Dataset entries
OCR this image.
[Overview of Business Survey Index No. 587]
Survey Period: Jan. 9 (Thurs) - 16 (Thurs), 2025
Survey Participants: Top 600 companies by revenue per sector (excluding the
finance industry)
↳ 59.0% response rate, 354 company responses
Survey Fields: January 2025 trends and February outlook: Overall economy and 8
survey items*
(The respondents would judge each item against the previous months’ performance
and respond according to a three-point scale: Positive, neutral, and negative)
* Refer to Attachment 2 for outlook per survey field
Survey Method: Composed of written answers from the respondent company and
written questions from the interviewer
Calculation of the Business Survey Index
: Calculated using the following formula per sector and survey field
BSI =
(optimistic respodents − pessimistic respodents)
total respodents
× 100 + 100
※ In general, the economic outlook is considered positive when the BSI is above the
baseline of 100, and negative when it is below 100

**WHAT IS BEING ASKED**
Reproduce the data in its entirety, matching each character.

**EXERCISE RESULT**
OCR this image.
[Overview of Business Survey Index No. 587]
Survey Period: Jan. 9 (Thurs) - 16 (Thurs), 2025
Survey Participants: Top 600 companies by revenue per sector (excluding the
finance industry)
↳ 59.0% response rate, 354 company responses
Survey Fields: January 2025 trends and February outlook: Overall economy and 8
survey items*
(The respondents would judge each item against the previous months’ performance
and respond according to a three-point scale: Positive, neutral, and negative)
* Refer to Attachment 2 for outlook per survey field
Survey Method: Composed of written answers from the respondent company and
written questions from the interviewer
Calculation of the Business Survey Index
: Calculated using the following formula per sector and survey field
BSI =
(optimistic respodents − pessimistic respodents)
total respodents
× 100 + 100
※ In general, the economic outlook is considered positive when the BSI is above the
baseline of 100, and negative when it is below 100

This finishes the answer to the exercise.